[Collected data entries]
☆ ☆ ☆ ☆

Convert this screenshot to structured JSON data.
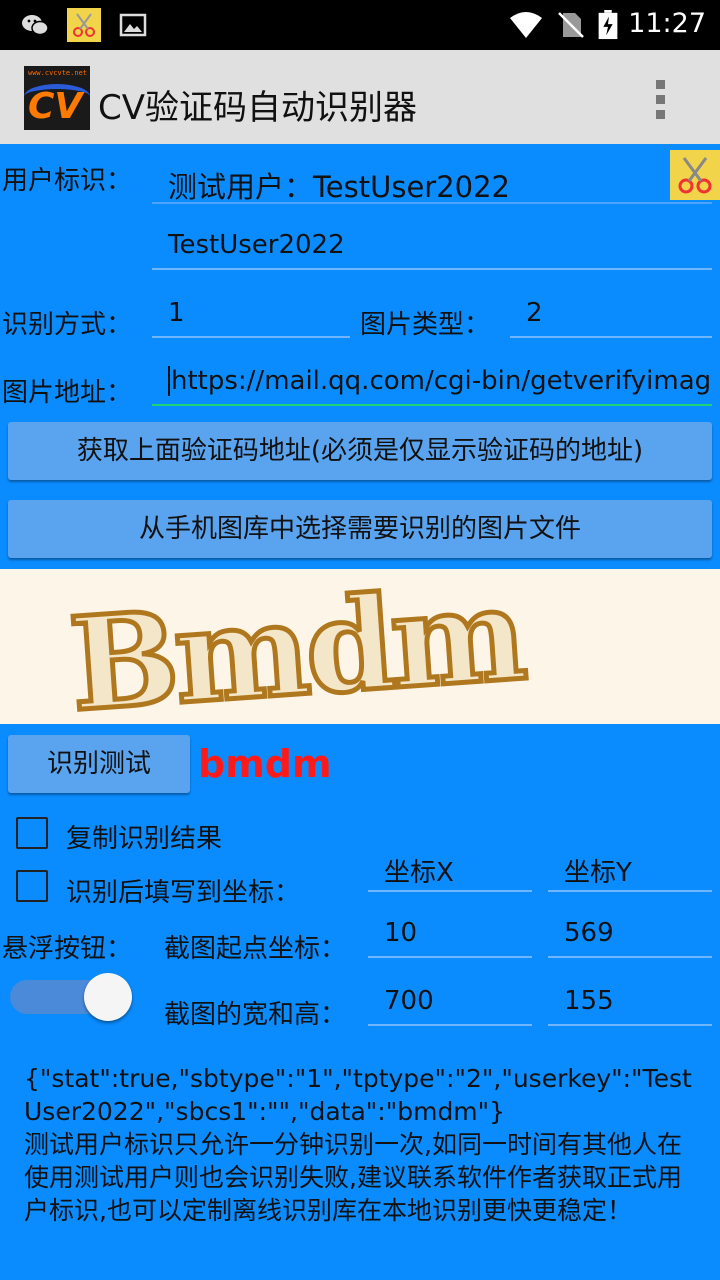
{
  "status_bar": {
    "time": "11:27"
  },
  "app": {
    "title": "CV验证码自动识别器",
    "logo_text": "CV",
    "logo_site": "www.cvcvte.net"
  },
  "form": {
    "user_label": "用户标识：",
    "user_select_value": "测试用户：TestUser2022",
    "user_input_value": "TestUser2022",
    "method_label": "识别方式：",
    "method_value": "1",
    "imgtype_label": "图片类型：",
    "imgtype_value": "2",
    "url_label": "图片地址：",
    "url_value": "https://mail.qq.com/cgi-bin/getverifyimage",
    "fetch_button": "获取上面验证码地址(必须是仅显示验证码的地址)",
    "gallery_button": "从手机图库中选择需要识别的图片文件"
  },
  "captcha": {
    "text": "Bmdm"
  },
  "recognize": {
    "button": "识别测试",
    "result": "bmdm",
    "copy_label": "复制识别结果",
    "fill_label": "识别后填写到坐标：",
    "coord_x_placeholder": "坐标X",
    "coord_y_placeholder": "坐标Y",
    "float_label": "悬浮按钮：",
    "start_label": "截图起点坐标：",
    "start_x": "10",
    "start_y": "569",
    "size_label": "截图的宽和高：",
    "width": "700",
    "height": "155",
    "float_toggle_on": true
  },
  "output": {
    "json_line": "{\"stat\":true,\"sbtype\":\"1\",\"tptype\":\"2\",\"userkey\":\"TestUser2022\",\"sbcs1\":\"\",\"data\":\"bmdm\"}",
    "notice": "测试用户标识只允许一分钟识别一次,如同一时间有其他人在使用测试用户则也会识别失败,建议联系软件作者获取正式用户标识,也可以定制离线识别库在本地识别更快更稳定！"
  },
  "colors": {
    "background": "#0a8cff",
    "result_red": "#ff1a1a",
    "button": "#5aa3ee"
  }
}
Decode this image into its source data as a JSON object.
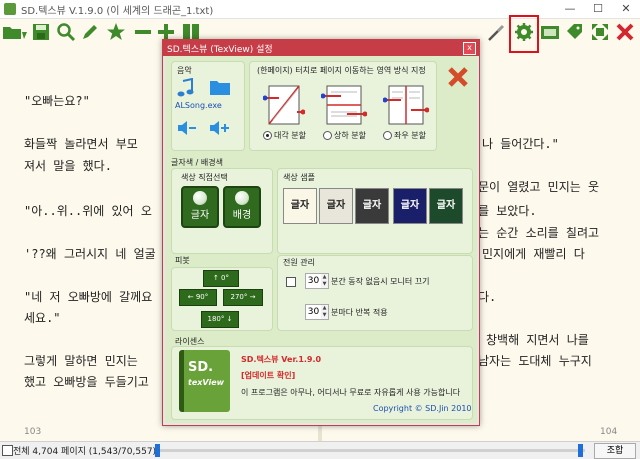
{
  "window": {
    "title": "SD.텍스뷰 V.1.9.0 (이 세계의 드래곤_1.txt)",
    "minimize": "—",
    "maximize": "☐",
    "close": "✕"
  },
  "toolbar": {
    "icons": [
      "folder-open-icon",
      "save-icon",
      "search-icon",
      "pencil-icon",
      "bookmark-star-icon",
      "minus-icon",
      "plus-icon",
      "columns-icon",
      "brush-icon",
      "gear-icon",
      "image-icon",
      "tag-icon",
      "fullscreen-icon",
      "close-icon"
    ]
  },
  "book": {
    "lines": [
      {
        "left": "\"오빠는요?\"",
        "right": ""
      },
      {
        "left": "화들짝 놀라면서 부모",
        "right": "나 들어간다.\""
      },
      {
        "left": "져서 말을 했다.",
        "right": ""
      },
      {
        "left": "",
        "right": "문이 열렸고 민지는 웃"
      },
      {
        "left": "\"아..위..위에 있어 오",
        "right": "를 보았다."
      },
      {
        "left": "",
        "right": "는 순간 소리를 칠려고"
      },
      {
        "left": "'??왜 그러시지 네 얼굴",
        "right": "민지에게 재빨리 다"
      },
      {
        "left": "\"네 저 오빠방에 갈께요",
        "right": "다."
      },
      {
        "left": "세요.\"",
        "right": ""
      },
      {
        "left": "",
        "right": "창백해 지면서 나를"
      },
      {
        "left": "그렇게 말하면 민지는",
        "right": "남자는 도대체 누구지"
      },
      {
        "left": "했고 오빠방을 두들기고",
        "right": ""
      }
    ],
    "left_page_no": "103",
    "right_page_no": "104"
  },
  "status": {
    "text": "전체 4,704 페이지 (1,543/70,557)",
    "zoom_label": "조합",
    "progress": 0.33
  },
  "dialog": {
    "title": "SD.텍스뷰 (TexView) 설정",
    "close": "x",
    "music": {
      "header": "음악",
      "alsong": "ALSong.exe"
    },
    "touch": {
      "header": "(한페이지) 터치로 페이지 이동하는 영역 방식 지정",
      "options": [
        "대각 분할",
        "상하 분할",
        "좌우 분할"
      ],
      "selected": 0
    },
    "colors": {
      "header": "글자색 / 배경색",
      "direct_header": "색상 직접선택",
      "text_btn": "글자",
      "bg_btn": "배경",
      "sample_header": "색상 샘플",
      "samples": [
        {
          "label": "글자",
          "bg": "#faf7e6",
          "fg": "#222222"
        },
        {
          "label": "글자",
          "bg": "#e8e6da",
          "fg": "#222222"
        },
        {
          "label": "글자",
          "bg": "#3a3a3a",
          "fg": "#ffffff"
        },
        {
          "label": "글자",
          "bg": "#1a1f6a",
          "fg": "#ffffff"
        },
        {
          "label": "글자",
          "bg": "#1d4a2a",
          "fg": "#ffffff"
        }
      ]
    },
    "pivot": {
      "header": "피봇",
      "btn_0": "↑ 0°",
      "btn_90": "← 90°",
      "btn_270": "270° →",
      "btn_180": "180° ↓"
    },
    "power": {
      "header": "전원 관리",
      "monitor_value": "30",
      "monitor_label": "분간 동작 없음시 모니터 끄기",
      "repeat_value": "30",
      "repeat_label": "분마다 반복 적용"
    },
    "license": {
      "header": "라이센스",
      "book_line1": "SD.",
      "book_line2": "texView",
      "version": "SD.텍스뷰 Ver.1.9.0",
      "update": "[업데이트 확인]",
      "desc": "이 프로그램은 아무나, 어디서나 무료로 자유롭게 사용 가능합니다",
      "copyright": "Copyright © SD.Jin 2010"
    }
  }
}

☆ ☆ ☆ ☆

**Problem to work on:** Please write out all the data again word for word, but not the pictures.

**Problem solution:**
Convert this screenshot to structured JSON data.
{
  "status_bar": {
    "time": "11:27"
  },
  "app": {
    "title": "CV验证码自动识别器",
    "logo_text": "CV",
    "logo_site": "www.cvcvte.net"
  },
  "form": {
    "user_label": "用户标识：",
    "user_select_value": "测试用户：TestUser2022",
    "user_input_value": "TestUser2022",
    "method_label": "识别方式：",
    "method_value": "1",
    "imgtype_label": "图片类型：",
    "imgtype_value": "2",
    "url_label": "图片地址：",
    "url_value": "https://mail.qq.com/cgi-bin/getverifyimage",
    "fetch_button": "获取上面验证码地址(必须是仅显示验证码的地址)",
    "gallery_button": "从手机图库中选择需要识别的图片文件"
  },
  "captcha": {
    "text": "Bmdm"
  },
  "recognize": {
    "button": "识别测试",
    "result": "bmdm",
    "copy_label": "复制识别结果",
    "fill_label": "识别后填写到坐标：",
    "coord_x_placeholder": "坐标X",
    "coord_y_placeholder": "坐标Y",
    "float_label": "悬浮按钮：",
    "start_label": "截图起点坐标：",
    "start_x": "10",
    "start_y": "569",
    "size_label": "截图的宽和高：",
    "width": "700",
    "height": "155",
    "float_toggle_on": true
  },
  "output": {
    "json_line": "{\"stat\":true,\"sbtype\":\"1\",\"tptype\":\"2\",\"userkey\":\"TestUser2022\",\"sbcs1\":\"\",\"data\":\"bmdm\"}",
    "notice": "测试用户标识只允许一分钟识别一次,如同一时间有其他人在使用测试用户则也会识别失败,建议联系软件作者获取正式用户标识,也可以定制离线识别库在本地识别更快更稳定！"
  },
  "colors": {
    "background": "#0a8cff",
    "result_red": "#ff1a1a",
    "button": "#5aa3ee"
  }
}
Decode this image into its source data as a JSON object.
{
  "window": {
    "title": "SD.텍스뷰 V.1.9.0 (이 세계의 드래곤_1.txt)",
    "minimize": "—",
    "maximize": "☐",
    "close": "✕"
  },
  "toolbar": {
    "icons": [
      "folder-open-icon",
      "save-icon",
      "search-icon",
      "pencil-icon",
      "bookmark-star-icon",
      "minus-icon",
      "plus-icon",
      "columns-icon",
      "brush-icon",
      "gear-icon",
      "image-icon",
      "tag-icon",
      "fullscreen-icon",
      "close-icon"
    ]
  },
  "book": {
    "lines": [
      {
        "left": "\"오빠는요?\"",
        "right": ""
      },
      {
        "left": "화들짝 놀라면서 부모",
        "right": "나 들어간다.\""
      },
      {
        "left": "져서 말을 했다.",
        "right": ""
      },
      {
        "left": "",
        "right": "문이 열렸고 민지는 웃"
      },
      {
        "left": "\"아..위..위에 있어 오",
        "right": "를 보았다."
      },
      {
        "left": "",
        "right": "는 순간 소리를 칠려고"
      },
      {
        "left": "'??왜 그러시지 네 얼굴",
        "right": "민지에게 재빨리 다"
      },
      {
        "left": "\"네 저 오빠방에 갈께요",
        "right": "다."
      },
      {
        "left": "세요.\"",
        "right": ""
      },
      {
        "left": "",
        "right": "창백해 지면서 나를"
      },
      {
        "left": "그렇게 말하면 민지는",
        "right": "남자는 도대체 누구지"
      },
      {
        "left": "했고 오빠방을 두들기고",
        "right": ""
      }
    ],
    "left_page_no": "103",
    "right_page_no": "104"
  },
  "status": {
    "text": "전체 4,704 페이지 (1,543/70,557)",
    "zoom_label": "조합",
    "progress": 0.33
  },
  "dialog": {
    "title": "SD.텍스뷰 (TexView) 설정",
    "close": "x",
    "music": {
      "header": "음악",
      "alsong": "ALSong.exe"
    },
    "touch": {
      "header": "(한페이지) 터치로 페이지 이동하는 영역 방식 지정",
      "options": [
        "대각 분할",
        "상하 분할",
        "좌우 분할"
      ],
      "selected": 0
    },
    "colors": {
      "header": "글자색 / 배경색",
      "direct_header": "색상 직접선택",
      "text_btn": "글자",
      "bg_btn": "배경",
      "sample_header": "색상 샘플",
      "samples": [
        {
          "label": "글자",
          "bg": "#faf7e6",
          "fg": "#222222"
        },
        {
          "label": "글자",
          "bg": "#e8e6da",
          "fg": "#222222"
        },
        {
          "label": "글자",
          "bg": "#3a3a3a",
          "fg": "#ffffff"
        },
        {
          "label": "글자",
          "bg": "#1a1f6a",
          "fg": "#ffffff"
        },
        {
          "label": "글자",
          "bg": "#1d4a2a",
          "fg": "#ffffff"
        }
      ]
    },
    "pivot": {
      "header": "피봇",
      "btn_0": "↑ 0°",
      "btn_90": "← 90°",
      "btn_270": "270° →",
      "btn_180": "180° ↓"
    },
    "power": {
      "header": "전원 관리",
      "monitor_value": "30",
      "monitor_label": "분간 동작 없음시 모니터 끄기",
      "repeat_value": "30",
      "repeat_label": "분마다 반복 적용"
    },
    "license": {
      "header": "라이센스",
      "book_line1": "SD.",
      "book_line2": "texView",
      "version": "SD.텍스뷰 Ver.1.9.0",
      "update": "[업데이트 확인]",
      "desc": "이 프로그램은 아무나, 어디서나 무료로 자유롭게 사용 가능합니다",
      "copyright": "Copyright © SD.Jin 2010"
    }
  }
}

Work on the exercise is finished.